--- Work required ---
Update the records by changing every "delete-button" to "clear-button" and reproduce all other text unchanged. Omit the pictures from your answer.

----- Available records

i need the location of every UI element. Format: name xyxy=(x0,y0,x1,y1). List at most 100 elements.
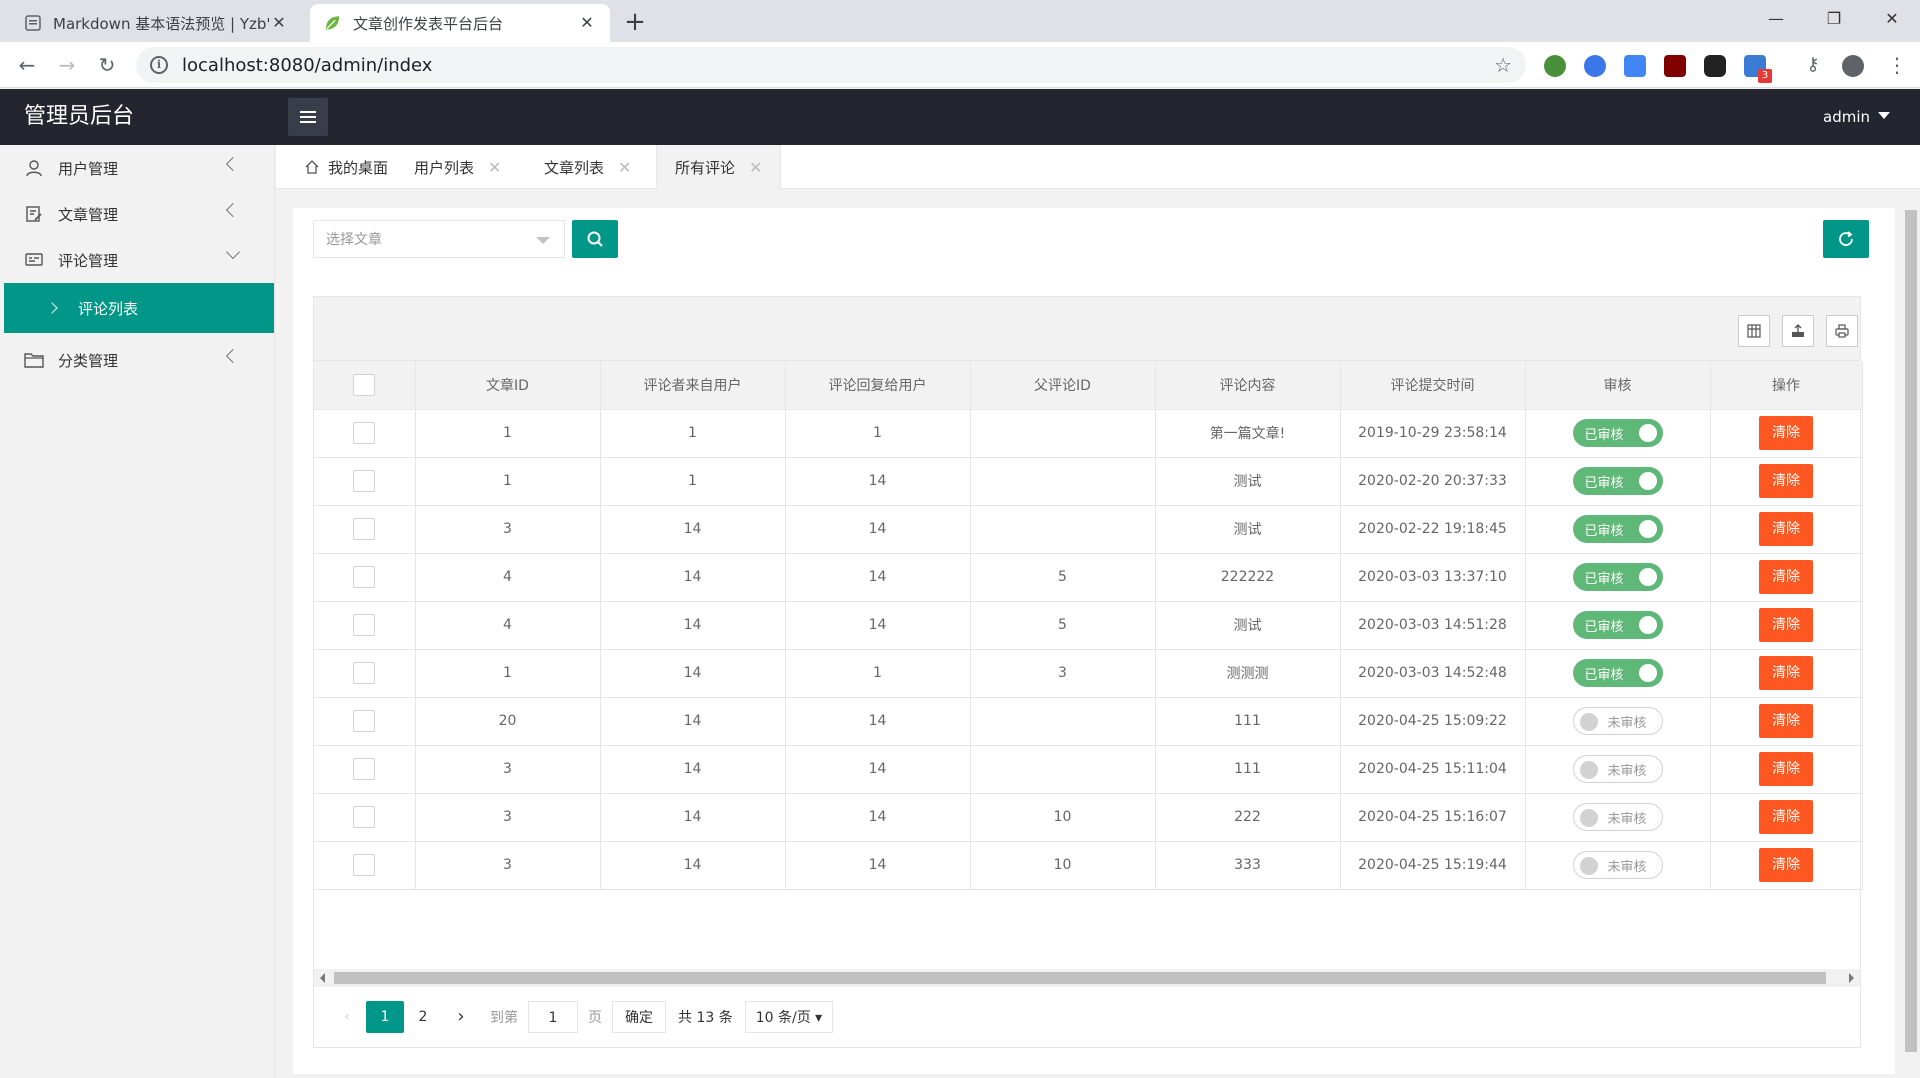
print-button[interactable] xyxy=(1826,315,1858,347)
delete-button[interactable]: 清除 xyxy=(1759,560,1813,594)
star-icon[interactable]: ☆ xyxy=(1494,53,1512,77)
extension-google-translate-icon[interactable] xyxy=(1624,55,1646,77)
columns-filter-button[interactable] xyxy=(1738,315,1770,347)
approval-toggle[interactable]: 未审核 xyxy=(1572,803,1663,831)
select-all-checkbox[interactable] xyxy=(353,373,376,396)
user-name[interactable]: admin xyxy=(1823,108,1870,126)
search-button[interactable] xyxy=(572,220,618,258)
reload-icon[interactable]: ↻ xyxy=(92,50,122,80)
column-header[interactable]: 操作 xyxy=(1710,361,1863,410)
approval-toggle[interactable]: 已审核 xyxy=(1572,659,1663,687)
goto-page-input[interactable]: 1 xyxy=(528,1001,578,1033)
user-menu[interactable]: admin xyxy=(1823,89,1890,145)
row-checkbox[interactable] xyxy=(353,422,376,444)
row-checkbox[interactable] xyxy=(353,758,376,780)
delete-button[interactable]: 清除 xyxy=(1759,704,1813,738)
extension-ublock-icon[interactable] xyxy=(1664,55,1686,77)
row-checkbox[interactable] xyxy=(353,806,376,828)
sidebar-subitem-comment-list[interactable]: 评论列表 xyxy=(4,283,274,333)
page-button[interactable]: 2 xyxy=(404,1001,442,1033)
row-checkbox[interactable] xyxy=(353,566,376,588)
close-icon[interactable]: ✕ xyxy=(270,14,288,32)
browser-tab-markdown[interactable]: Markdown 基本语法预览 | Yzb' ✕ xyxy=(10,4,302,42)
caret-down-icon[interactable] xyxy=(1878,112,1890,119)
column-header[interactable]: 父评论ID xyxy=(970,361,1156,410)
browser-tab-admin[interactable]: 文章创作发表平台后台 ✕ xyxy=(310,4,610,42)
window-close-button[interactable]: ✕ xyxy=(1864,0,1920,38)
row-checkbox[interactable] xyxy=(353,854,376,876)
tab-user-list[interactable]: 用户列表 ✕ xyxy=(396,145,519,189)
close-icon[interactable]: ✕ xyxy=(618,158,631,177)
column-header[interactable]: 评论者来自用户 xyxy=(600,361,786,410)
row-select-cell xyxy=(314,553,416,602)
minimize-button[interactable]: — xyxy=(1748,0,1804,38)
approval-toggle[interactable]: 已审核 xyxy=(1572,563,1663,591)
delete-button[interactable]: 清除 xyxy=(1759,752,1813,786)
delete-button[interactable]: 清除 xyxy=(1759,512,1813,546)
approval-toggle[interactable]: 已审核 xyxy=(1572,611,1663,639)
approval-toggle[interactable]: 已审核 xyxy=(1572,515,1663,543)
scroll-left-icon[interactable] xyxy=(320,973,325,983)
column-header[interactable]: 评论提交时间 xyxy=(1340,361,1526,410)
refresh-button[interactable] xyxy=(1823,220,1869,258)
account-avatar-icon[interactable] xyxy=(1842,55,1864,77)
prev-page-button[interactable]: ‹ xyxy=(328,1001,366,1033)
back-arrow-icon[interactable]: ← xyxy=(12,50,42,80)
row-checkbox[interactable] xyxy=(353,470,376,492)
scrollbar-thumb[interactable] xyxy=(1905,210,1917,1052)
goto-confirm-button[interactable]: 确定 xyxy=(612,1001,666,1033)
menu-toggle-button[interactable] xyxy=(288,98,328,136)
article-select[interactable]: 选择文章 xyxy=(313,220,565,258)
approval-toggle[interactable]: 未审核 xyxy=(1572,851,1663,879)
forward-arrow-icon[interactable]: → xyxy=(52,50,82,80)
delete-button[interactable]: 清除 xyxy=(1759,800,1813,834)
export-button[interactable] xyxy=(1782,315,1814,347)
column-header[interactable]: 评论回复给用户 xyxy=(785,361,971,410)
to-user-cell: 14 xyxy=(785,697,971,746)
extension-app-icon[interactable]: 3 xyxy=(1744,55,1772,83)
page-button-current[interactable]: 1 xyxy=(366,1001,404,1033)
extension-globe-icon[interactable] xyxy=(1544,55,1566,77)
delete-button[interactable]: 清除 xyxy=(1759,464,1813,498)
column-header[interactable]: 评论内容 xyxy=(1155,361,1341,410)
delete-button[interactable]: 清除 xyxy=(1759,848,1813,882)
extension-translate-icon[interactable] xyxy=(1584,55,1606,77)
horizontal-scrollbar[interactable] xyxy=(314,969,1860,987)
approval-toggle[interactable]: 未审核 xyxy=(1572,707,1663,735)
tab-desktop[interactable]: 我的桌面 xyxy=(286,145,406,189)
tab-article-list[interactable]: 文章列表 ✕ xyxy=(526,145,649,189)
close-icon[interactable]: ✕ xyxy=(488,158,501,177)
column-header[interactable]: 审核 xyxy=(1525,361,1711,410)
close-icon[interactable]: ✕ xyxy=(749,158,762,177)
scroll-right-icon[interactable] xyxy=(1849,973,1854,983)
close-icon[interactable]: ✕ xyxy=(578,14,596,32)
browser-menu-icon[interactable]: ⋮ xyxy=(1882,50,1912,80)
scrollbar-thumb[interactable] xyxy=(334,972,1826,984)
page-size-select[interactable]: 10 条/页 ▾ xyxy=(744,1001,834,1033)
approval-toggle[interactable]: 已审核 xyxy=(1572,467,1663,495)
address-url[interactable]: localhost:8080/admin/index xyxy=(182,55,432,76)
approval-toggle[interactable]: 未审核 xyxy=(1572,755,1663,783)
sidebar-item-articles[interactable]: 文章管理 xyxy=(0,191,274,237)
row-checkbox[interactable] xyxy=(353,710,376,732)
address-bar[interactable]: i localhost:8080/admin/index ☆ xyxy=(136,47,1526,83)
row-checkbox[interactable] xyxy=(353,518,376,540)
row-checkbox[interactable] xyxy=(353,614,376,636)
sidebar-item-categories[interactable]: 分类管理 xyxy=(0,337,274,383)
delete-button[interactable]: 清除 xyxy=(1759,656,1813,690)
delete-button[interactable]: 清除 xyxy=(1759,416,1813,450)
tab-all-comments[interactable]: 所有评论 ✕ xyxy=(656,145,782,189)
new-tab-button[interactable]: + xyxy=(620,8,650,38)
approval-toggle[interactable]: 已审核 xyxy=(1572,419,1663,447)
delete-button[interactable]: 清除 xyxy=(1759,608,1813,642)
next-page-button[interactable]: › xyxy=(442,1001,480,1033)
key-icon[interactable]: ⚷ xyxy=(1798,50,1828,80)
info-icon[interactable]: i xyxy=(150,56,168,74)
sidebar-item-comments[interactable]: 评论管理 xyxy=(0,237,274,283)
row-checkbox[interactable] xyxy=(353,662,376,684)
column-header[interactable]: 文章ID xyxy=(415,361,601,410)
sidebar-item-users[interactable]: 用户管理 xyxy=(0,145,274,191)
extension-tampermonkey-icon[interactable] xyxy=(1704,55,1726,77)
vertical-scrollbar[interactable] xyxy=(1902,196,1920,1078)
maximize-button[interactable]: ❐ xyxy=(1806,0,1862,38)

----------

--- Reply ---
i need the location of every UI element. Format: name xyxy=(x0,y0,x1,y1). List at most 100 elements.
print-button[interactable] xyxy=(1826,315,1858,347)
clear-button[interactable]: 清除 xyxy=(1759,560,1813,594)
star-icon[interactable]: ☆ xyxy=(1494,53,1512,77)
extension-google-translate-icon[interactable] xyxy=(1624,55,1646,77)
columns-filter-button[interactable] xyxy=(1738,315,1770,347)
approval-toggle[interactable]: 未审核 xyxy=(1572,803,1663,831)
select-all-checkbox[interactable] xyxy=(353,373,376,396)
user-name[interactable]: admin xyxy=(1823,108,1870,126)
search-button[interactable] xyxy=(572,220,618,258)
reload-icon[interactable]: ↻ xyxy=(92,50,122,80)
column-header[interactable]: 操作 xyxy=(1710,361,1863,410)
approval-toggle[interactable]: 已审核 xyxy=(1572,659,1663,687)
goto-page-input[interactable]: 1 xyxy=(528,1001,578,1033)
user-menu[interactable]: admin xyxy=(1823,89,1890,145)
row-checkbox[interactable] xyxy=(353,422,376,444)
row-checkbox[interactable] xyxy=(353,758,376,780)
clear-button[interactable]: 清除 xyxy=(1759,704,1813,738)
extension-ublock-icon[interactable] xyxy=(1664,55,1686,77)
row-checkbox[interactable] xyxy=(353,806,376,828)
sidebar-subitem-comment-list[interactable]: 评论列表 xyxy=(4,283,274,333)
page-button[interactable]: 2 xyxy=(404,1001,442,1033)
row-checkbox[interactable] xyxy=(353,566,376,588)
close-icon[interactable]: ✕ xyxy=(270,14,288,32)
browser-tab-markdown[interactable]: Markdown 基本语法预览 | Yzb' ✕ xyxy=(10,4,302,42)
caret-down-icon[interactable] xyxy=(1878,112,1890,119)
column-header[interactable]: 父评论ID xyxy=(970,361,1156,410)
browser-tab-admin[interactable]: 文章创作发表平台后台 ✕ xyxy=(310,4,610,42)
window-close-button[interactable]: ✕ xyxy=(1864,0,1920,38)
row-checkbox[interactable] xyxy=(353,854,376,876)
tab-user-list[interactable]: 用户列表 ✕ xyxy=(396,145,519,189)
close-icon[interactable]: ✕ xyxy=(618,158,631,177)
column-header[interactable]: 评论者来自用户 xyxy=(600,361,786,410)
row-select-cell xyxy=(314,553,416,602)
minimize-button[interactable]: — xyxy=(1748,0,1804,38)
approval-toggle[interactable]: 已审核 xyxy=(1572,563,1663,591)
clear-button[interactable]: 清除 xyxy=(1759,752,1813,786)
clear-button[interactable]: 清除 xyxy=(1759,512,1813,546)
approval-toggle[interactable]: 已审核 xyxy=(1572,611,1663,639)
approval-toggle[interactable]: 已审核 xyxy=(1572,515,1663,543)
scroll-left-icon[interactable] xyxy=(320,973,325,983)
column-header[interactable]: 评论提交时间 xyxy=(1340,361,1526,410)
refresh-button[interactable] xyxy=(1823,220,1869,258)
account-avatar-icon[interactable] xyxy=(1842,55,1864,77)
prev-page-button[interactable]: ‹ xyxy=(328,1001,366,1033)
back-arrow-icon[interactable]: ← xyxy=(12,50,42,80)
row-checkbox[interactable] xyxy=(353,470,376,492)
scrollbar-thumb[interactable] xyxy=(1905,210,1917,1052)
goto-confirm-button[interactable]: 确定 xyxy=(612,1001,666,1033)
menu-toggle-button[interactable] xyxy=(288,98,328,136)
article-select[interactable]: 选择文章 xyxy=(313,220,565,258)
approval-toggle[interactable]: 未审核 xyxy=(1572,851,1663,879)
forward-arrow-icon[interactable]: → xyxy=(52,50,82,80)
clear-button[interactable]: 清除 xyxy=(1759,800,1813,834)
export-button[interactable] xyxy=(1782,315,1814,347)
column-header[interactable]: 评论回复给用户 xyxy=(785,361,971,410)
to-user-cell: 14 xyxy=(785,697,971,746)
extension-app-icon[interactable]: 3 xyxy=(1744,55,1772,83)
page-button-current[interactable]: 1 xyxy=(366,1001,404,1033)
extension-globe-icon[interactable] xyxy=(1544,55,1566,77)
clear-button[interactable]: 清除 xyxy=(1759,464,1813,498)
column-header[interactable]: 评论内容 xyxy=(1155,361,1341,410)
clear-button[interactable]: 清除 xyxy=(1759,848,1813,882)
extension-translate-icon[interactable] xyxy=(1584,55,1606,77)
horizontal-scrollbar[interactable] xyxy=(314,969,1860,987)
approval-toggle[interactable]: 未审核 xyxy=(1572,707,1663,735)
tab-desktop[interactable]: 我的桌面 xyxy=(286,145,406,189)
tab-article-list[interactable]: 文章列表 ✕ xyxy=(526,145,649,189)
close-icon[interactable]: ✕ xyxy=(488,158,501,177)
column-header[interactable]: 审核 xyxy=(1525,361,1711,410)
close-icon[interactable]: ✕ xyxy=(749,158,762,177)
scroll-right-icon[interactable] xyxy=(1849,973,1854,983)
close-icon[interactable]: ✕ xyxy=(578,14,596,32)
browser-menu-icon[interactable]: ⋮ xyxy=(1882,50,1912,80)
scrollbar-thumb[interactable] xyxy=(334,972,1826,984)
page-size-select[interactable]: 10 条/页 ▾ xyxy=(744,1001,834,1033)
approval-toggle[interactable]: 已审核 xyxy=(1572,467,1663,495)
address-url[interactable]: localhost:8080/admin/index xyxy=(182,55,432,76)
approval-toggle[interactable]: 未审核 xyxy=(1572,755,1663,783)
sidebar-item-articles[interactable]: 文章管理 xyxy=(0,191,274,237)
row-checkbox[interactable] xyxy=(353,710,376,732)
address-bar[interactable]: i localhost:8080/admin/index ☆ xyxy=(136,47,1526,83)
row-checkbox[interactable] xyxy=(353,518,376,540)
row-checkbox[interactable] xyxy=(353,614,376,636)
sidebar-item-categories[interactable]: 分类管理 xyxy=(0,337,274,383)
clear-button[interactable]: 清除 xyxy=(1759,656,1813,690)
clear-button[interactable]: 清除 xyxy=(1759,416,1813,450)
tab-all-comments[interactable]: 所有评论 ✕ xyxy=(656,145,782,189)
new-tab-button[interactable]: + xyxy=(620,8,650,38)
approval-toggle[interactable]: 已审核 xyxy=(1572,419,1663,447)
clear-button[interactable]: 清除 xyxy=(1759,608,1813,642)
next-page-button[interactable]: › xyxy=(442,1001,480,1033)
key-icon[interactable]: ⚷ xyxy=(1798,50,1828,80)
info-icon[interactable]: i xyxy=(150,56,168,74)
sidebar-item-comments[interactable]: 评论管理 xyxy=(0,237,274,283)
row-checkbox[interactable] xyxy=(353,662,376,684)
column-header[interactable]: 文章ID xyxy=(415,361,601,410)
sidebar-item-users[interactable]: 用户管理 xyxy=(0,145,274,191)
extension-tampermonkey-icon[interactable] xyxy=(1704,55,1726,77)
vertical-scrollbar[interactable] xyxy=(1902,196,1920,1078)
maximize-button[interactable]: ❐ xyxy=(1806,0,1862,38)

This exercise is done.